- Problem details
Go through the listing and pick out each line with the word "delle" in it.

- Source data
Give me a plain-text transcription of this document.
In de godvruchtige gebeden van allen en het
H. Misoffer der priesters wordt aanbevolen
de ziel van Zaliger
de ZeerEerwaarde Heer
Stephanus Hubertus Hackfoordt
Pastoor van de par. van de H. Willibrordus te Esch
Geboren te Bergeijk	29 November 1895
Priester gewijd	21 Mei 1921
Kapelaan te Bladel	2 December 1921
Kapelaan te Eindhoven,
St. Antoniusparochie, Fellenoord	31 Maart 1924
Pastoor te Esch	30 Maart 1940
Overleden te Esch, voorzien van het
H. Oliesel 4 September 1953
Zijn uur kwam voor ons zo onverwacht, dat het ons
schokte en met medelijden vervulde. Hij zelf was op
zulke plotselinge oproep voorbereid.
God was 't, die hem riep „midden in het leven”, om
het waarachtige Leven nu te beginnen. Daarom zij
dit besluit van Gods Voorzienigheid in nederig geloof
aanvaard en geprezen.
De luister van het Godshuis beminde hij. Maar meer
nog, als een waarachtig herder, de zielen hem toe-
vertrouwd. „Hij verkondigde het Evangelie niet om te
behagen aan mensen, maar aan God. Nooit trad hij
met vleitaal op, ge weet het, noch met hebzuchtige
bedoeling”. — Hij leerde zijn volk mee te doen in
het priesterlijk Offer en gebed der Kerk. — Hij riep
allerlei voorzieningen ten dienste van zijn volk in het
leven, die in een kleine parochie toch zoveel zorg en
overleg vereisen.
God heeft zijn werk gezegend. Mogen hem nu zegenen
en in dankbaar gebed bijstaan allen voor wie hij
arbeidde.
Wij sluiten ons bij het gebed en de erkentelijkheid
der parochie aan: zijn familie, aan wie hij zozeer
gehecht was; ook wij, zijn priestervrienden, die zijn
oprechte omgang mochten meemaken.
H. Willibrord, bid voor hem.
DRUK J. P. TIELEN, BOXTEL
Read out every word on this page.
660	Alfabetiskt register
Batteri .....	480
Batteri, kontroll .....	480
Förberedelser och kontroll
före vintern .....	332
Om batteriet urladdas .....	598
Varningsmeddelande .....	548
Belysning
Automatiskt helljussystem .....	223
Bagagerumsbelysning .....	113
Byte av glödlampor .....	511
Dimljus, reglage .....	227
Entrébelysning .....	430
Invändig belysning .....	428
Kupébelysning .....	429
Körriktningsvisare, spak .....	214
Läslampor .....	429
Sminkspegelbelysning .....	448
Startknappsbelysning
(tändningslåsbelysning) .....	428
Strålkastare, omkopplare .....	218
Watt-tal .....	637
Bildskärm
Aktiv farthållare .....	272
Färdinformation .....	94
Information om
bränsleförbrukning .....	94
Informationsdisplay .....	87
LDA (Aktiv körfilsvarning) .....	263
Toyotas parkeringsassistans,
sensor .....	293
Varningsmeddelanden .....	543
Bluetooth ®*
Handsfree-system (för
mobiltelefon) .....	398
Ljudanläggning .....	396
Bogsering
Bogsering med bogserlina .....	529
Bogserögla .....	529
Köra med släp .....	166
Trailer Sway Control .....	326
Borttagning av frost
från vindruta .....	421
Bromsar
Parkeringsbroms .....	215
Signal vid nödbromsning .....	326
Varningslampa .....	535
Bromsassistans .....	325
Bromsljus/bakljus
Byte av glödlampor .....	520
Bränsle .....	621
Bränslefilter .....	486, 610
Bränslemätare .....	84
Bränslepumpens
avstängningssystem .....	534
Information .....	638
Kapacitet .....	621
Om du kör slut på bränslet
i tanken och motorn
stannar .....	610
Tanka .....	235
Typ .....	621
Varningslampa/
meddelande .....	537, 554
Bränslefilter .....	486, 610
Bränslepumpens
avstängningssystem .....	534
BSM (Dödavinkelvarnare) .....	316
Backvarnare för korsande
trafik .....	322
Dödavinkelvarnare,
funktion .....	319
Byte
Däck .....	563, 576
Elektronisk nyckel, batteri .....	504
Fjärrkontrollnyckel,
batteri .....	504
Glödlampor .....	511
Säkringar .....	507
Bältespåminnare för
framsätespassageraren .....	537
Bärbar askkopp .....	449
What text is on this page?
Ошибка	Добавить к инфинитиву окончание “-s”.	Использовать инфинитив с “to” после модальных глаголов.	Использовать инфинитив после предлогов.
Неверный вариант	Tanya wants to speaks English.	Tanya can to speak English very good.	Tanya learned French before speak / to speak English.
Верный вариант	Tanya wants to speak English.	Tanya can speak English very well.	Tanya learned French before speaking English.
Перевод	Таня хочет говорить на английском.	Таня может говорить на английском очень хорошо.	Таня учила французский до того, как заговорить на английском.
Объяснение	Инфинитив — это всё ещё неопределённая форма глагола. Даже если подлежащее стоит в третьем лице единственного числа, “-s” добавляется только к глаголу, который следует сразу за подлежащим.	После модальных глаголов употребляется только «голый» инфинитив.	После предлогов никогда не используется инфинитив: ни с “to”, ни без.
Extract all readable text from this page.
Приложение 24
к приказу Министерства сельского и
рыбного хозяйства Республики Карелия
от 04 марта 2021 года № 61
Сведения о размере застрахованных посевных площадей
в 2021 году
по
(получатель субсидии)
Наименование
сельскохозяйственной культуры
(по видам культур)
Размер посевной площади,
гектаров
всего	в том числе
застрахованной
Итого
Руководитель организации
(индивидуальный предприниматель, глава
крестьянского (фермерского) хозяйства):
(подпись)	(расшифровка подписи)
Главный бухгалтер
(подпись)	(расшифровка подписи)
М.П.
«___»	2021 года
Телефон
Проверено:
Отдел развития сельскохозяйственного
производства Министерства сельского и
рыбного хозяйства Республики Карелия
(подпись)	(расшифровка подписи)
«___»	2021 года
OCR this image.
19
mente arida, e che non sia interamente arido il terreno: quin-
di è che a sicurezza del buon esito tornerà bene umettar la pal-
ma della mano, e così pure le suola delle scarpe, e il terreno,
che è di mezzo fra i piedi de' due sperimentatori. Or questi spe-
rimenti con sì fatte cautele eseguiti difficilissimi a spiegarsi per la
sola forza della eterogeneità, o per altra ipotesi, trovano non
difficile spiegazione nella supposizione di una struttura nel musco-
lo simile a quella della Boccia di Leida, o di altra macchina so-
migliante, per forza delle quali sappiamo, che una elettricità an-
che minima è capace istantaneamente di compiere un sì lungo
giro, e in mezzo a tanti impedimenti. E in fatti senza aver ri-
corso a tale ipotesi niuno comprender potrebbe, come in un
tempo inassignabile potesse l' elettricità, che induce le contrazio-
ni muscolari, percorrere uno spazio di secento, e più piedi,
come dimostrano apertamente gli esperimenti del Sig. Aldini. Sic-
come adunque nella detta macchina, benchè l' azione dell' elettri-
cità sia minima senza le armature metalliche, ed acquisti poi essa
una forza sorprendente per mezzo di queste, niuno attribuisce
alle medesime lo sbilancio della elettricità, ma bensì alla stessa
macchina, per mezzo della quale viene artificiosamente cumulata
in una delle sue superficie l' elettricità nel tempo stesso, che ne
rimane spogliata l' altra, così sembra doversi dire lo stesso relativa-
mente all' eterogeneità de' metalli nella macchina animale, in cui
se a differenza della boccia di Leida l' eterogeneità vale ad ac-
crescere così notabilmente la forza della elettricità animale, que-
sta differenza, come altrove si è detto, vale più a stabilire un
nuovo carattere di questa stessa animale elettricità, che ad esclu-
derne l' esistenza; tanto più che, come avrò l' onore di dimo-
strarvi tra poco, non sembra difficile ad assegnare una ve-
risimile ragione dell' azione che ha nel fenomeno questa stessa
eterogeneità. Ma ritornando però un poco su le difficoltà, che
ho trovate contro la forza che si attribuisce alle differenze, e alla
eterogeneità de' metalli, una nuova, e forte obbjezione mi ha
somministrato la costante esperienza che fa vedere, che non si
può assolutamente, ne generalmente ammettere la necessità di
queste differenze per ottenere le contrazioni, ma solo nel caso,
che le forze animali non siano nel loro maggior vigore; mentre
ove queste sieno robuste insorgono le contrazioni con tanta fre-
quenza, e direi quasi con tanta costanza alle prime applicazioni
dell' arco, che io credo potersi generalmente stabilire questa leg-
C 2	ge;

- Final result
ma della mano, e così pure le suola delle scarpe, e il terreno,
migliante, per forza delle quali sappiamo, che una elettricità an-
in una delle sue superficie l' elettricità nel tempo stesso, che ne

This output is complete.